> **Given task A**
In the passage on the voyage from Britain to Melbourne, how many of the Ticonderoga's assisted migrants died?
> **Given task B**
Continue the passage on the voyage from Britain to Melbourne, starting right after its final sentence.

The journey from Britain to Melbourne
Now there was only the vast rolling ocean.
Just six days after her departure, English schoolgirl Jane Swan noted it was getting perceptibly warmer but, she complained to her diary, we get quite tired of having nothing to look at but the sea. Passengers with more serious grievances were also quick to make them known. After all, most of the gold-rush immigrants had paid for their passage, or at least they were there of their own free will—not as convicts or naval conscripts.
On the Lady Flora, J. J. Bond said, the ’tween deck people think they are living too much like pigs. These disgruntled passengers petitioned the captain to land at the nearest port so they could acquaint the owners of the ship with the condition of facilities that were unequal to her crowded state.
The passengers’ objection to living like swine was fair enough. They would all have heard of the Ticonderoga, the famous ‘plague ship’ that arrived at Port Phillip in November 1852 after a hell voyage in which one hundred of its 795 assisted migrants died—over half of them children. A report by the Immigration Board in Melbourne later stated that the ship:
did not appear to have been cleaned for weeks, the stench was overpowering, the lockers so thoughtlessly provided for the Immigrants’ use were full of dirt, mouldy bread, and suet full of maggots, beneath the bottom boards of nearly every berth upon the lower deck were discovered…receptacles full of putrid ordure, and porter bottles etc, filled with stale urine, while maggots were seen crawling underneath the berths.

> **Record extracts**
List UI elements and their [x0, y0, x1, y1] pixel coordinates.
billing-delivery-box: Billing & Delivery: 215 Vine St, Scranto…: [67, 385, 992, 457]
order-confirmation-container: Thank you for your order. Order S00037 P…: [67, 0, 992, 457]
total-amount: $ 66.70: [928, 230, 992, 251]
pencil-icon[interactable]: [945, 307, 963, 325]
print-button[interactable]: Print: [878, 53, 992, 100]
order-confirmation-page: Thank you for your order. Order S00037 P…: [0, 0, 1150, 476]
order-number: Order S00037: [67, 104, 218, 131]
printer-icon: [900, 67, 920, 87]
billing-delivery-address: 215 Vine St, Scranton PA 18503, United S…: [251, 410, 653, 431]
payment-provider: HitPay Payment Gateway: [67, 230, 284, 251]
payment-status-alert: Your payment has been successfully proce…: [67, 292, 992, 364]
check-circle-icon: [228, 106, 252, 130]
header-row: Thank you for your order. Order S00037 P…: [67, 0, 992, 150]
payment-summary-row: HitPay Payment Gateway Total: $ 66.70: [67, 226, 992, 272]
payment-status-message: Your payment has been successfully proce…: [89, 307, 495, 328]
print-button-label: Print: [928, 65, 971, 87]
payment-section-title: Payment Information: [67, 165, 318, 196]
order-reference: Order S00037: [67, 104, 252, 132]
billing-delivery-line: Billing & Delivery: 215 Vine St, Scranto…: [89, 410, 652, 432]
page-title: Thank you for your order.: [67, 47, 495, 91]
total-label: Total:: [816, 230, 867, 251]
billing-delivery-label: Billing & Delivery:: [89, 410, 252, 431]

> **Written reply A**
One hundred of its 795 assisted migrants died, over half of them children.

> **Written reply B**
Jane Swan’s family, on board the William and Jane, also signed a petition. This one was about a bad water supply, and it worked. They were supplied with good water from the tanks.
Petitioning was something the English emigrants would have been quite familiar with. It was part of a longstanding tradition in which people got together to complain about and combat local grievances. The journey to Australia, being long and crowded, made getting together to complain quite straightforward. Since nobody liked the idea of hostile crowds in confined spaces, most ship captains were at least willing to hear petitions and delegations without taking offence.
By the time most gold seekers arrived on dry land, they had already made friendships and alliances: strong bonds based on shared space and sometimes common grievances. Many passengers referred to shipboard life as being like one well regulated family. The Marco Polo Chronicle put this clannish feeling down to the depression that associates with ‘goodbye’ followed by the vast amount of physical suffering to be surmounted through seasickness. Our floating world, they called it.
This intense bonding, coupled with the sense of having endured an ordeal together, would later make an important contribution to solidarity on the goldfields.